(Dataset excerpts)
** Start **
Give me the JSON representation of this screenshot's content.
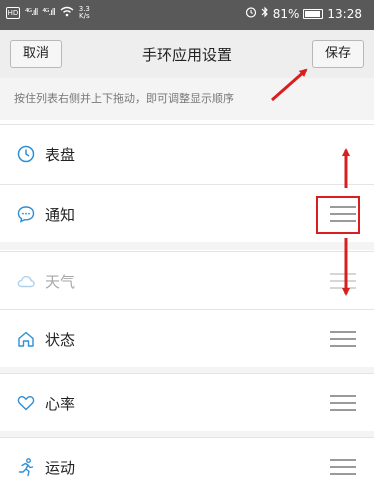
{
  "status_bar": {
    "hd_badge": "HD",
    "signal_1": "⁴ᴳ.ıll",
    "signal_2": "⁴ᴳ.ıll",
    "net_speed": "3.3\nK/s",
    "battery_percent": "81%",
    "time": "13:28"
  },
  "nav": {
    "cancel_label": "取消",
    "title": "手环应用设置",
    "save_label": "保存"
  },
  "hint": "按住列表右侧并上下拖动，即可调整显示顺序",
  "items": [
    {
      "label": "表盘",
      "icon": "watch-face-icon"
    },
    {
      "label": "通知",
      "icon": "notification-icon"
    },
    {
      "label": "天气",
      "icon": "weather-icon"
    },
    {
      "label": "状态",
      "icon": "status-icon"
    },
    {
      "label": "心率",
      "icon": "heart-icon"
    },
    {
      "label": "运动",
      "icon": "sport-icon"
    }
  ],
  "colors": {
    "accent": "#2f8fd6",
    "annotation_red": "#d81e1e"
  }
}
** End **
SHORT PROBLEM.
Make an exact copy of the records shown above, without the pictures.

ANSWER TO THIS PROBLEM.
Give me the JSON representation of this screenshot's content.
{
  "status_bar": {
    "hd_badge": "HD",
    "signal_1": "⁴ᴳ.ıll",
    "signal_2": "⁴ᴳ.ıll",
    "net_speed": "3.3\nK/s",
    "battery_percent": "81%",
    "time": "13:28"
  },
  "nav": {
    "cancel_label": "取消",
    "title": "手环应用设置",
    "save_label": "保存"
  },
  "hint": "按住列表右侧并上下拖动，即可调整显示顺序",
  "items": [
    {
      "label": "表盘",
      "icon": "watch-face-icon"
    },
    {
      "label": "通知",
      "icon": "notification-icon"
    },
    {
      "label": "天气",
      "icon": "weather-icon"
    },
    {
      "label": "状态",
      "icon": "status-icon"
    },
    {
      "label": "心率",
      "icon": "heart-icon"
    },
    {
      "label": "运动",
      "icon": "sport-icon"
    }
  ],
  "colors": {
    "accent": "#2f8fd6",
    "annotation_red": "#d81e1e"
  }
}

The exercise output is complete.